From the entries that follow, list every line in which the string "subtitle" appears.
──────── Rows
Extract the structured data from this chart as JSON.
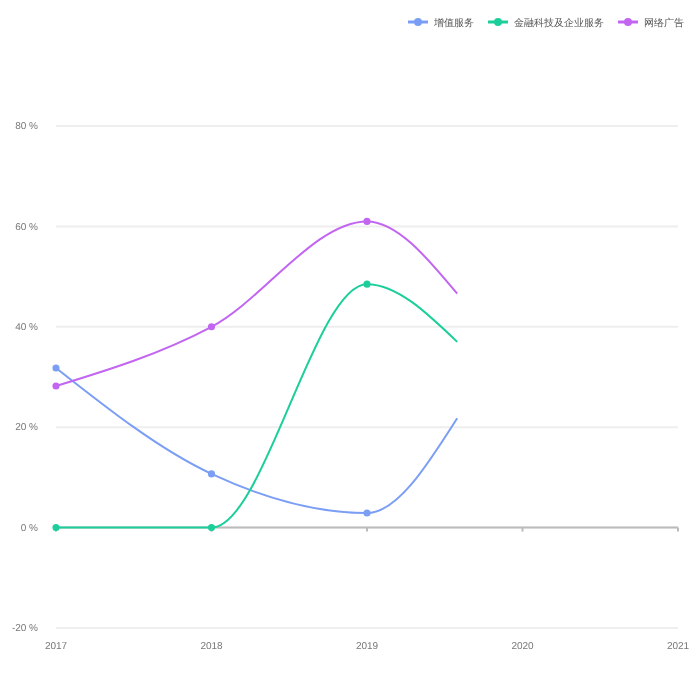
{
  "chart_data": {
    "type": "line",
    "x": [
      2017,
      2018,
      2019,
      2019.58
    ],
    "series": [
      {
        "name": "增值服务",
        "color": "#7b9ef5",
        "values": [
          31.8,
          10.7,
          2.9,
          21.8
        ]
      },
      {
        "name": "金融科技及企业服务",
        "color": "#1ccf9a",
        "values": [
          0,
          0,
          48.5,
          37
        ]
      },
      {
        "name": "网络广告",
        "color": "#c266f2",
        "values": [
          28.2,
          40,
          61,
          46.6
        ]
      }
    ],
    "xlim": [
      2017,
      2021
    ],
    "xticks": [
      2017,
      2018,
      2019,
      2020,
      2021
    ],
    "ylim": [
      -20,
      80
    ],
    "yticks": [
      {
        "value": -20,
        "label": "-20 %"
      },
      {
        "value": 0,
        "label": "0 %"
      },
      {
        "value": 20,
        "label": "20 %"
      },
      {
        "value": 40,
        "label": "40 %"
      },
      {
        "value": 60,
        "label": "60 %"
      },
      {
        "value": 80,
        "label": "80 %"
      }
    ],
    "grid": "y",
    "legend": "top right",
    "marker": "circle",
    "line_style": "solid"
  }
}
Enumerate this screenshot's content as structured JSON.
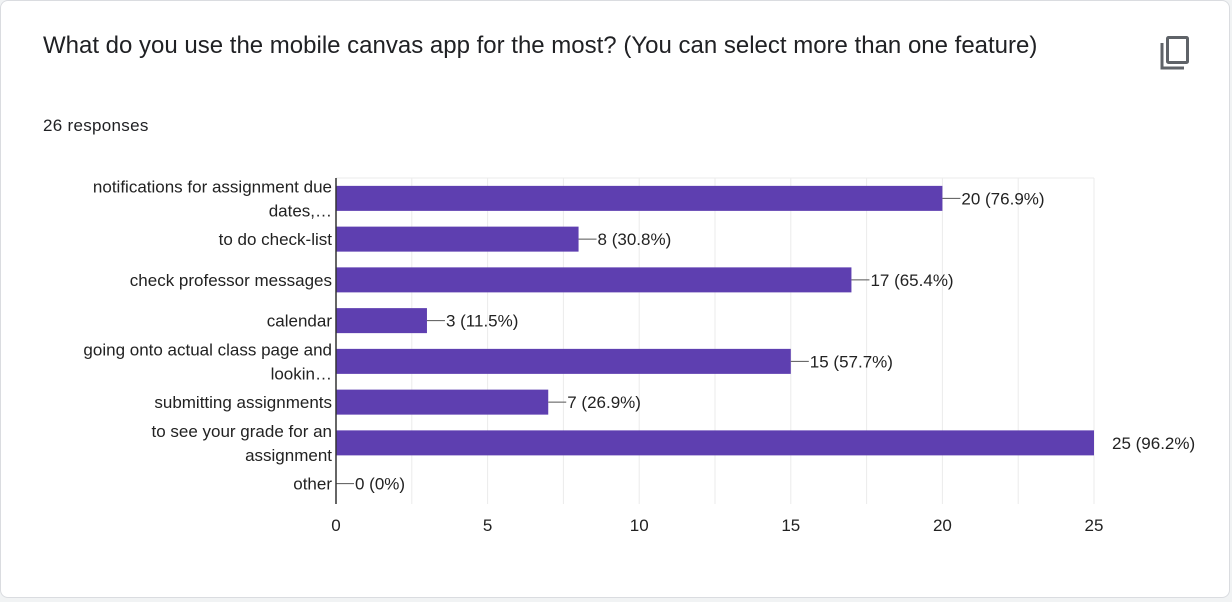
{
  "question": {
    "title": "What do you use the mobile canvas app for the most? (You can select more than one feature)",
    "responses": "26 responses"
  },
  "copy_icon": "copy-icon",
  "colors": {
    "bar": "#5e3fb0",
    "axis": "#333333",
    "grid": "#ebebeb",
    "text": "#222222"
  },
  "chart_data": {
    "type": "bar",
    "orientation": "horizontal",
    "categories": [
      [
        "notifications for assignment due",
        "dates,…"
      ],
      [
        "to do check-list"
      ],
      [
        "check professor messages"
      ],
      [
        "calendar"
      ],
      [
        "going onto actual class page and",
        "lookin…"
      ],
      [
        "submitting assignments"
      ],
      [
        "to see your grade for an",
        "assignment"
      ],
      [
        "other"
      ]
    ],
    "values": [
      20,
      8,
      17,
      3,
      15,
      7,
      25,
      0
    ],
    "data_labels": [
      "20 (76.9%)",
      "8 (30.8%)",
      "17 (65.4%)",
      "3 (11.5%)",
      "15 (57.7%)",
      "7 (26.9%)",
      "25 (96.2%)",
      "0 (0%)"
    ],
    "xlim": [
      0,
      25
    ],
    "xticks": [
      0,
      5,
      10,
      15,
      20,
      25
    ],
    "xlabel": "",
    "ylabel": "",
    "grid": true,
    "legend": "none"
  }
}
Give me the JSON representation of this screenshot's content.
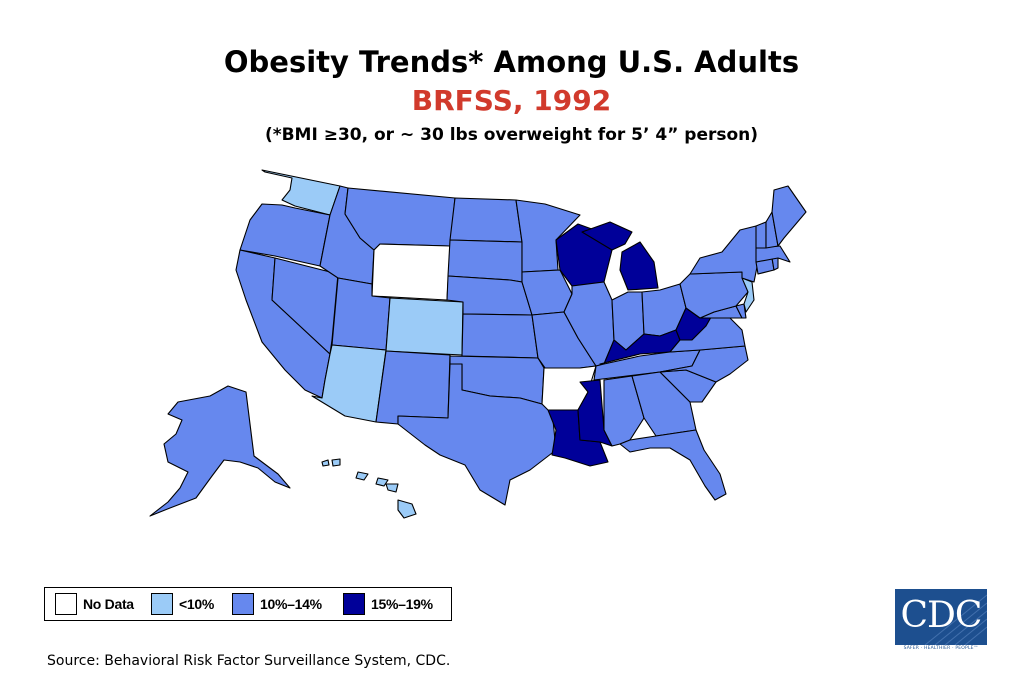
{
  "title": "Obesity Trends* Among U.S. Adults",
  "subtitle": "BRFSS, 1992",
  "note": "(*BMI ≥30, or ~ 30 lbs overweight for 5’ 4” person)",
  "colors": {
    "title": "#000000",
    "subtitle": "#d13a2c",
    "no_data": "#ffffff",
    "lt10": "#9bcbf7",
    "c10_14": "#6688ee",
    "c15_19": "#000099",
    "border": "#000000",
    "cdc_blue": "#1d4f8f"
  },
  "legend": {
    "items": [
      {
        "key": "no_data",
        "label": "No Data"
      },
      {
        "key": "lt10",
        "label": "<10%"
      },
      {
        "key": "c10_14",
        "label": "10%–14%"
      },
      {
        "key": "c15_19",
        "label": "15%–19%"
      }
    ]
  },
  "source": "Source: Behavioral Risk Factor Surveillance System, CDC.",
  "logo": {
    "text": "CDC",
    "tagline": "SAFER · HEALTHIER · PEOPLE™"
  },
  "states": {
    "WA": "lt10",
    "OR": "c10_14",
    "CA": "c10_14",
    "NV": "c10_14",
    "ID": "c10_14",
    "MT": "c10_14",
    "WY": "no_data",
    "UT": "c10_14",
    "AZ": "lt10",
    "CO": "lt10",
    "NM": "c10_14",
    "ND": "c10_14",
    "SD": "c10_14",
    "NE": "c10_14",
    "KS": "c10_14",
    "OK": "c10_14",
    "TX": "c10_14",
    "MN": "c10_14",
    "IA": "c10_14",
    "MO": "c10_14",
    "AR": "no_data",
    "LA": "c15_19",
    "WI": "c15_19",
    "IL": "c10_14",
    "MI": "c15_19",
    "IN": "c10_14",
    "OH": "c10_14",
    "KY": "c15_19",
    "TN": "c10_14",
    "MS": "c15_19",
    "AL": "c10_14",
    "GA": "c10_14",
    "FL": "c10_14",
    "SC": "c10_14",
    "NC": "c10_14",
    "VA": "c10_14",
    "WV": "c15_19",
    "MD": "c10_14",
    "DE": "c10_14",
    "PA": "c10_14",
    "NY": "c10_14",
    "NJ": "lt10",
    "CT": "c10_14",
    "RI": "c10_14",
    "MA": "c10_14",
    "VT": "c10_14",
    "NH": "c10_14",
    "ME": "c10_14",
    "AK": "c10_14",
    "HI": "lt10"
  }
}
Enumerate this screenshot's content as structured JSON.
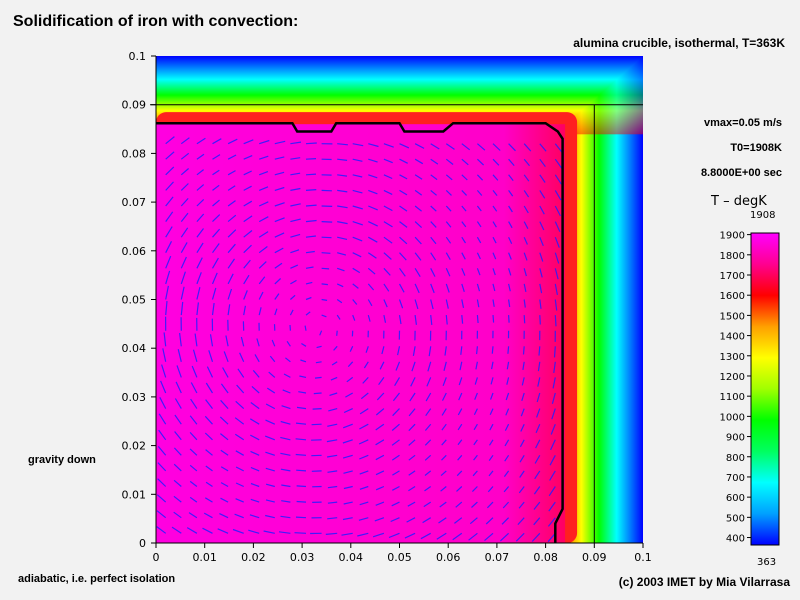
{
  "title": "Solidification of iron with convection:",
  "subtitle": "alumina crucible, isothermal, T=363K",
  "info": {
    "vmax": "vmax=0.05 m/s",
    "t0": "T0=1908K",
    "time": "8.8000E+00 sec"
  },
  "annotations": {
    "gravity": "gravity down",
    "adiabatic": "adiabatic, i.e. perfect isolation",
    "credit": "(c) 2003 IMET by Mia Vilarrasa"
  },
  "colorbar": {
    "title": "T  –  degK",
    "max_label": "1908",
    "min_label": "363",
    "range": [
      363,
      1908
    ],
    "tick_values": [
      400,
      500,
      600,
      700,
      800,
      900,
      1000,
      1100,
      1200,
      1300,
      1400,
      1500,
      1600,
      1700,
      1800,
      1900
    ],
    "colors_low_to_high": [
      "#0000ff",
      "#00a0ff",
      "#00ffff",
      "#00ff60",
      "#00ff00",
      "#a0ff00",
      "#ffff00",
      "#ffa000",
      "#ff0000",
      "#ff0090",
      "#ff00ff"
    ]
  },
  "chart_data": {
    "type": "heatmap",
    "description": "temperature field with velocity vectors",
    "xlim": [
      0,
      0.1
    ],
    "ylim": [
      0,
      0.1
    ],
    "x_ticks": [
      "0",
      "0.01",
      "0.02",
      "0.03",
      "0.04",
      "0.05",
      "0.06",
      "0.07",
      "0.08",
      "0.09",
      "0.1"
    ],
    "y_ticks": [
      "0",
      "0.01",
      "0.02",
      "0.03",
      "0.04",
      "0.05",
      "0.06",
      "0.07",
      "0.08",
      "0.09",
      "0.1"
    ],
    "ref_lines": {
      "x": 0.09,
      "y": 0.09
    },
    "melt_region": {
      "x_max": 0.084,
      "y_max": 0.086,
      "temperature": 1908
    },
    "solidification_front": [
      [
        0.0,
        0.0862
      ],
      [
        0.028,
        0.0862
      ],
      [
        0.029,
        0.0845
      ],
      [
        0.036,
        0.0845
      ],
      [
        0.037,
        0.0862
      ],
      [
        0.05,
        0.0862
      ],
      [
        0.051,
        0.0845
      ],
      [
        0.059,
        0.0845
      ],
      [
        0.061,
        0.0862
      ],
      [
        0.08,
        0.0862
      ],
      [
        0.0825,
        0.0845
      ],
      [
        0.0835,
        0.083
      ],
      [
        0.0835,
        0.007
      ],
      [
        0.082,
        0.004
      ],
      [
        0.082,
        0.0
      ]
    ],
    "vortex_center": [
      0.033,
      0.044
    ],
    "vmax": 0.05
  }
}
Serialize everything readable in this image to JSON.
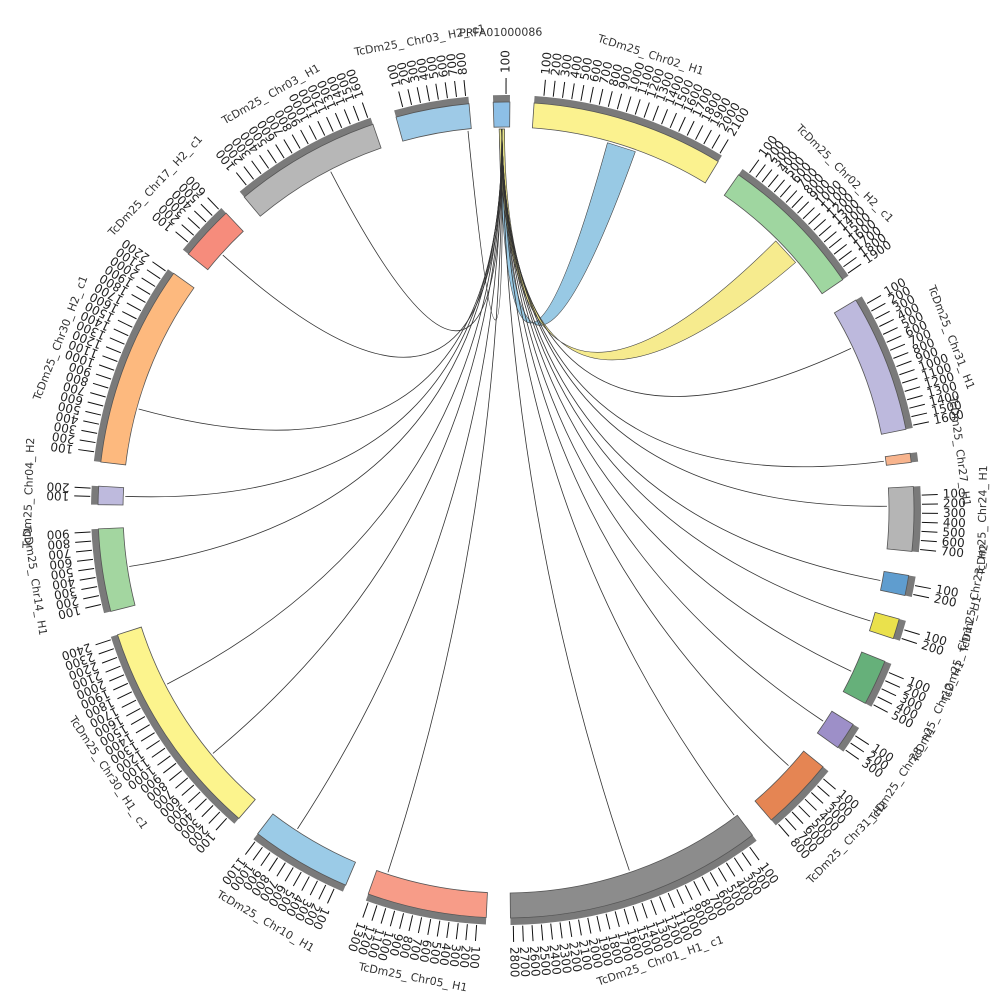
{
  "diagram": {
    "type": "circos",
    "segments": [
      {
        "id": "s0",
        "label": "PRFA01000086",
        "color": "#8DBFE6",
        "size": 1.8,
        "ticks": [
          "100"
        ]
      },
      {
        "id": "s1",
        "label": "TcDm25_ Chr02_ H1",
        "color": "#FBF28F",
        "size": 21,
        "ticks": [
          "100",
          "200",
          "300",
          "400",
          "500",
          "600",
          "700",
          "800",
          "900",
          "1000",
          "1100",
          "1200",
          "1300",
          "1400",
          "1500",
          "1600",
          "1700",
          "1800",
          "1900",
          "2000",
          "2100"
        ]
      },
      {
        "id": "s2",
        "label": "TcDm25_ Chr02_ H2_ c1",
        "color": "#9FD6A0",
        "size": 16,
        "ticks": [
          "100",
          "200",
          "300",
          "400",
          "500",
          "600",
          "700",
          "800",
          "900",
          "1000",
          "1100",
          "1200",
          "1300",
          "1400",
          "1500",
          "1600",
          "1700",
          "1800",
          "1900"
        ]
      },
      {
        "id": "s3",
        "label": "TcDm25_ Chr31_ H1",
        "color": "#BDB9DD",
        "size": 15,
        "ticks": [
          "100",
          "200",
          "300",
          "400",
          "500",
          "600",
          "700",
          "800",
          "900",
          "1000",
          "1100",
          "1200",
          "1300",
          "1400",
          "1500",
          "1600"
        ]
      },
      {
        "id": "s4",
        "label": "TcDm25_ Chr27_ H1",
        "color": "#F8B48D",
        "size": 1,
        "ticks": []
      },
      {
        "id": "s5",
        "label": "TcDm25_ Chr24_ H1",
        "color": "#B5B5B5",
        "size": 7,
        "ticks": [
          "100",
          "200",
          "300",
          "400",
          "500",
          "600",
          "700"
        ]
      },
      {
        "id": "s6",
        "label": "TcDm25_ Chr23_ H2",
        "color": "#5F9DCF",
        "size": 2.2,
        "ticks": [
          "100",
          "200"
        ]
      },
      {
        "id": "s7",
        "label": "TcDm25_ Chr11_ H1",
        "color": "#EAE14C",
        "size": 2.2,
        "ticks": [
          "100",
          "200"
        ]
      },
      {
        "id": "s8",
        "label": "TcDm25_ Chr12_ H1",
        "color": "#66B07A",
        "size": 5,
        "ticks": [
          "100",
          "200",
          "300",
          "400",
          "500"
        ]
      },
      {
        "id": "s9",
        "label": "TcDm25_ Chr28_ H1",
        "color": "#9D8FC8",
        "size": 3,
        "ticks": [
          "100",
          "200",
          "300"
        ]
      },
      {
        "id": "s10",
        "label": "TcDm25_ Chr31_ H2",
        "color": "#E58553",
        "size": 8,
        "ticks": [
          "100",
          "200",
          "300",
          "400",
          "500",
          "600",
          "700",
          "800"
        ]
      },
      {
        "id": "s11",
        "label": "TcDm25_ Chr01_ H1_ c1",
        "color": "#8C8C8C",
        "size": 28,
        "ticks": [
          "100",
          "200",
          "300",
          "400",
          "500",
          "600",
          "700",
          "800",
          "900",
          "1000",
          "1100",
          "1200",
          "1300",
          "1400",
          "1500",
          "1600",
          "1700",
          "1800",
          "1900",
          "2000",
          "2100",
          "2200",
          "2300",
          "2400",
          "2500",
          "2600",
          "2700",
          "2800"
        ]
      },
      {
        "id": "s12",
        "label": "TcDm25_ Chr05_ H1",
        "color": "#F79C88",
        "size": 13,
        "ticks": [
          "100",
          "200",
          "300",
          "400",
          "500",
          "600",
          "700",
          "800",
          "900",
          "1000",
          "1100",
          "1200",
          "1300"
        ]
      },
      {
        "id": "s13",
        "label": "TcDm25_ Chr10_ H1",
        "color": "#9BCBE7",
        "size": 11,
        "ticks": [
          "100",
          "200",
          "300",
          "400",
          "500",
          "600",
          "700",
          "800",
          "900",
          "1000",
          "1100"
        ]
      },
      {
        "id": "s14",
        "label": "TcDm25_ Chr30_ H1_ c1",
        "color": "#FCF48D",
        "size": 24,
        "ticks": [
          "100",
          "200",
          "300",
          "400",
          "500",
          "600",
          "700",
          "800",
          "900",
          "1000",
          "1100",
          "1200",
          "1300",
          "1400",
          "1500",
          "1600",
          "1700",
          "1800",
          "1900",
          "2000",
          "2100",
          "2200",
          "2300",
          "2400"
        ]
      },
      {
        "id": "s15",
        "label": "TcDm25_ Chr14_ H1",
        "color": "#A3D6A0",
        "size": 9,
        "ticks": [
          "100",
          "200",
          "300",
          "400",
          "500",
          "600",
          "700",
          "800",
          "900"
        ]
      },
      {
        "id": "s16",
        "label": "TcDm25_ Chr04_ H2",
        "color": "#BEBADD",
        "size": 2,
        "ticks": [
          "100",
          "200"
        ]
      },
      {
        "id": "s17",
        "label": "TcDm25_ Chr30_ H2_ c1",
        "color": "#FDB97E",
        "size": 22,
        "ticks": [
          "100",
          "200",
          "300",
          "400",
          "500",
          "600",
          "700",
          "800",
          "900",
          "1000",
          "1100",
          "1200",
          "1300",
          "1400",
          "1500",
          "1600",
          "1700",
          "1800",
          "1900",
          "2000",
          "2100",
          "2200"
        ]
      },
      {
        "id": "s18",
        "label": "TcDm25_ Chr17_ H2_ c1",
        "color": "#F68C7C",
        "size": 6,
        "ticks": [
          "100",
          "200",
          "300",
          "400",
          "500",
          "600"
        ]
      },
      {
        "id": "s19",
        "label": "TcDm25_ Chr03_ H1",
        "color": "#B7B7B7",
        "size": 16,
        "ticks": [
          "100",
          "200",
          "300",
          "400",
          "500",
          "600",
          "700",
          "800",
          "900",
          "1000",
          "1100",
          "1200",
          "1300",
          "1400",
          "1500",
          "1600"
        ]
      },
      {
        "id": "s20",
        "label": "TcDm25_ Chr03_ H2_ c1",
        "color": "#9ECAE7",
        "size": 8,
        "ticks": [
          "100",
          "200",
          "300",
          "400",
          "500",
          "600",
          "700",
          "800"
        ]
      }
    ],
    "links": [
      {
        "from": "s0",
        "to": "s1",
        "frac": 0.5,
        "color": "#86BFDF",
        "ribbon": true
      },
      {
        "from": "s0",
        "to": "s2",
        "frac": 0.6,
        "color": "#F4E77A",
        "ribbon": true
      },
      {
        "from": "s0",
        "to": "s3",
        "frac": 0.3,
        "color": "#333333",
        "ribbon": false
      },
      {
        "from": "s0",
        "to": "s4",
        "frac": 0.5,
        "color": "#333333",
        "ribbon": false
      },
      {
        "from": "s0",
        "to": "s5",
        "frac": 0.3,
        "color": "#333333",
        "ribbon": false
      },
      {
        "from": "s0",
        "to": "s6",
        "frac": 0.5,
        "color": "#333333",
        "ribbon": false
      },
      {
        "from": "s0",
        "to": "s7",
        "frac": 0.5,
        "color": "#333333",
        "ribbon": false
      },
      {
        "from": "s0",
        "to": "s8",
        "frac": 0.5,
        "color": "#333333",
        "ribbon": false
      },
      {
        "from": "s0",
        "to": "s9",
        "frac": 0.5,
        "color": "#333333",
        "ribbon": false
      },
      {
        "from": "s0",
        "to": "s10",
        "frac": 0.3,
        "color": "#333333",
        "ribbon": false
      },
      {
        "from": "s0",
        "to": "s11",
        "frac": 0.5,
        "color": "#333333",
        "ribbon": false
      },
      {
        "from": "s0",
        "to": "s11",
        "frac": 0.01,
        "color": "#333333",
        "ribbon": false
      },
      {
        "from": "s0",
        "to": "s12",
        "frac": 0.9,
        "color": "#333333",
        "ribbon": false
      },
      {
        "from": "s0",
        "to": "s13",
        "frac": 0.7,
        "color": "#333333",
        "ribbon": false
      },
      {
        "from": "s0",
        "to": "s14",
        "frac": 0.3,
        "color": "#333333",
        "ribbon": false
      },
      {
        "from": "s0",
        "to": "s14",
        "frac": 0.7,
        "color": "#333333",
        "ribbon": false
      },
      {
        "from": "s0",
        "to": "s15",
        "frac": 0.5,
        "color": "#333333",
        "ribbon": false
      },
      {
        "from": "s0",
        "to": "s16",
        "frac": 0.5,
        "color": "#333333",
        "ribbon": false
      },
      {
        "from": "s0",
        "to": "s17",
        "frac": 0.3,
        "color": "#333333",
        "ribbon": false
      },
      {
        "from": "s0",
        "to": "s18",
        "frac": 0.4,
        "color": "#333333",
        "ribbon": false
      },
      {
        "from": "s0",
        "to": "s19",
        "frac": 0.6,
        "color": "#333333",
        "ribbon": false
      },
      {
        "from": "s0",
        "to": "s20",
        "frac": 0.95,
        "color": "#333333",
        "ribbon": false
      }
    ]
  }
}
────────────────
**Exercise output**
  "subtitle": "BRFSS, 1992",
    "subtitle": "#d13a2c",
  "subtitle": "alumina crucible, isothermal, T=363K",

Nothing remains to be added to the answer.